Return the following records verbatim, line for line.

__________________________________________________

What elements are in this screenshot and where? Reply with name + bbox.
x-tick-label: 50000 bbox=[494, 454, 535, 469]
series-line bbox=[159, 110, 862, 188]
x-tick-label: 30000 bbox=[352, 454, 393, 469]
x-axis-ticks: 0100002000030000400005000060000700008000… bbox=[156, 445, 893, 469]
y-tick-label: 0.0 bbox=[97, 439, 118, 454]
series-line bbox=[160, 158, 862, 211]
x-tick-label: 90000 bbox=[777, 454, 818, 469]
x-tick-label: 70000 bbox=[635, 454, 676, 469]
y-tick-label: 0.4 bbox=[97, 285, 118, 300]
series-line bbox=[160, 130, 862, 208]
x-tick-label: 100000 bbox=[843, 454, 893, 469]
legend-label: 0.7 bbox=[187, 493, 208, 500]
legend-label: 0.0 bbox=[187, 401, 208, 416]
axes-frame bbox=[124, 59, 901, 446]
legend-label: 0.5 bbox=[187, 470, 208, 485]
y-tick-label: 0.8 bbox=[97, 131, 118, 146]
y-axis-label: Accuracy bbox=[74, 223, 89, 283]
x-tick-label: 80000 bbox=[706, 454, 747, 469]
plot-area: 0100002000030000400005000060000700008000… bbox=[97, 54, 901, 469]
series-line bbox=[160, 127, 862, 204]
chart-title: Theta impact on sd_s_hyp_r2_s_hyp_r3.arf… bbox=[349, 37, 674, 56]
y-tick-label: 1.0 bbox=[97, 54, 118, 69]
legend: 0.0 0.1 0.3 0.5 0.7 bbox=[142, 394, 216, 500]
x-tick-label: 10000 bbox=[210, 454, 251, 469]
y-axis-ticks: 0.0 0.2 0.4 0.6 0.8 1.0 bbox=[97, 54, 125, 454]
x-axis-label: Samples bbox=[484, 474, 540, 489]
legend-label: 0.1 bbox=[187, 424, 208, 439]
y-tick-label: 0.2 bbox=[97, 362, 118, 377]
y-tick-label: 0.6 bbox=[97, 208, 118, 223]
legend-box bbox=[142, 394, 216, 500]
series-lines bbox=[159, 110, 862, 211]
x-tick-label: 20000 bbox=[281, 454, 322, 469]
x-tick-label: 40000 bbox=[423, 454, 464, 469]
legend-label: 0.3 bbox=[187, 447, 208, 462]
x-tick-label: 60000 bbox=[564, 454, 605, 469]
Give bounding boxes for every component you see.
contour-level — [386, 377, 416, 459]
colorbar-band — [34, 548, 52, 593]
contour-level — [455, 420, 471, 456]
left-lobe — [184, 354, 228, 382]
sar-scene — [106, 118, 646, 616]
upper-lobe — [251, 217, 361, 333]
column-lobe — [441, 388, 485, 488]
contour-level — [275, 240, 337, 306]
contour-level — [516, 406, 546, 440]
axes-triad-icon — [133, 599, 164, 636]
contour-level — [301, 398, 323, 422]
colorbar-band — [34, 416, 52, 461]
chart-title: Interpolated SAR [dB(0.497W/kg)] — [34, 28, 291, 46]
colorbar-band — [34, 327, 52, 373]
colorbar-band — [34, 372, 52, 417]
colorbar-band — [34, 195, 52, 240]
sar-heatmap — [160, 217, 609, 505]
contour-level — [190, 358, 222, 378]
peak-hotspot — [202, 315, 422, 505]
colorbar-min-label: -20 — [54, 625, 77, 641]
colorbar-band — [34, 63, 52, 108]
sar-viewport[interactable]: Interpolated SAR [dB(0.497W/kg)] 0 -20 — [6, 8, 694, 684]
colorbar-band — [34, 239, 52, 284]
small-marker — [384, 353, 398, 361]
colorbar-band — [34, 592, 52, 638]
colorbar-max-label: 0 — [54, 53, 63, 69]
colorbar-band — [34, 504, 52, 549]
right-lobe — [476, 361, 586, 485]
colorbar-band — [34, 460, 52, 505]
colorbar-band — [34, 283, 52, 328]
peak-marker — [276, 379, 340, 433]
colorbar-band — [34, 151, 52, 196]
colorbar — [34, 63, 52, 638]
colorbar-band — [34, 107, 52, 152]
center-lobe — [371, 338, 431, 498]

__________________________________________________

■ **THE OUTPUT**
What elements are in this screenshot and where? Reply with name + bbox.
x-tick-label: 50000 bbox=[494, 454, 535, 469]
series-line bbox=[159, 110, 862, 188]
x-tick-label: 30000 bbox=[352, 454, 393, 469]
x-axis-ticks: 0100002000030000400005000060000700008000… bbox=[156, 445, 893, 469]
y-tick-label: 0.0 bbox=[97, 439, 118, 454]
series-line bbox=[160, 158, 862, 211]
x-tick-label: 90000 bbox=[777, 454, 818, 469]
x-tick-label: 70000 bbox=[635, 454, 676, 469]
y-tick-label: 0.4 bbox=[97, 285, 118, 300]
series-line bbox=[160, 130, 862, 208]
x-tick-label: 100000 bbox=[843, 454, 893, 469]
legend-label: 0.7 bbox=[187, 493, 208, 500]
legend-label: 0.0 bbox=[187, 401, 208, 416]
axes-frame bbox=[124, 59, 901, 446]
legend-label: 0.5 bbox=[187, 470, 208, 485]
y-tick-label: 0.8 bbox=[97, 131, 118, 146]
y-axis-label: Accuracy bbox=[74, 223, 89, 283]
x-tick-label: 80000 bbox=[706, 454, 747, 469]
plot-area: 0100002000030000400005000060000700008000… bbox=[97, 54, 901, 469]
series-line bbox=[160, 127, 862, 204]
chart-title: Theta impact on sd_s_hyp_r2_s_hyp_r3.arf… bbox=[349, 37, 674, 56]
y-tick-label: 1.0 bbox=[97, 54, 118, 69]
legend: 0.0 0.1 0.3 0.5 0.7 bbox=[142, 394, 216, 500]
x-tick-label: 10000 bbox=[210, 454, 251, 469]
y-axis-ticks: 0.0 0.2 0.4 0.6 0.8 1.0 bbox=[97, 54, 125, 454]
x-axis-label: Samples bbox=[484, 474, 540, 489]
legend-label: 0.1 bbox=[187, 424, 208, 439]
y-tick-label: 0.2 bbox=[97, 362, 118, 377]
y-tick-label: 0.6 bbox=[97, 208, 118, 223]
legend-box bbox=[142, 394, 216, 500]
series-lines bbox=[159, 110, 862, 211]
x-tick-label: 20000 bbox=[281, 454, 322, 469]
x-tick-label: 40000 bbox=[423, 454, 464, 469]
legend-label: 0.3 bbox=[187, 447, 208, 462]
x-tick-label: 60000 bbox=[564, 454, 605, 469]
Give bounding boxes for every component you see.
contour-level — [386, 377, 416, 459]
colorbar-band — [34, 548, 52, 593]
contour-level — [455, 420, 471, 456]
left-lobe — [184, 354, 228, 382]
sar-scene — [106, 118, 646, 616]
upper-lobe — [251, 217, 361, 333]
column-lobe — [441, 388, 485, 488]
contour-level — [275, 240, 337, 306]
contour-level — [516, 406, 546, 440]
axes-triad-icon — [133, 599, 164, 636]
contour-level — [301, 398, 323, 422]
colorbar-band — [34, 416, 52, 461]
chart-title: Interpolated SAR [dB(0.497W/kg)] — [34, 28, 291, 46]
colorbar-band — [34, 327, 52, 373]
colorbar-band — [34, 372, 52, 417]
colorbar-band — [34, 195, 52, 240]
sar-heatmap — [160, 217, 609, 505]
contour-level — [190, 358, 222, 378]
peak-hotspot — [202, 315, 422, 505]
colorbar-min-label: -20 — [54, 625, 77, 641]
colorbar-band — [34, 63, 52, 108]
sar-viewport[interactable]: Interpolated SAR [dB(0.497W/kg)] 0 -20 — [6, 8, 694, 684]
colorbar-band — [34, 239, 52, 284]
small-marker — [384, 353, 398, 361]
colorbar-band — [34, 592, 52, 638]
colorbar-max-label: 0 — [54, 53, 63, 69]
colorbar-band — [34, 504, 52, 549]
right-lobe — [476, 361, 586, 485]
colorbar-band — [34, 460, 52, 505]
colorbar-band — [34, 283, 52, 328]
peak-marker — [276, 379, 340, 433]
colorbar-band — [34, 151, 52, 196]
colorbar — [34, 63, 52, 638]
colorbar-band — [34, 107, 52, 152]
center-lobe — [371, 338, 431, 498]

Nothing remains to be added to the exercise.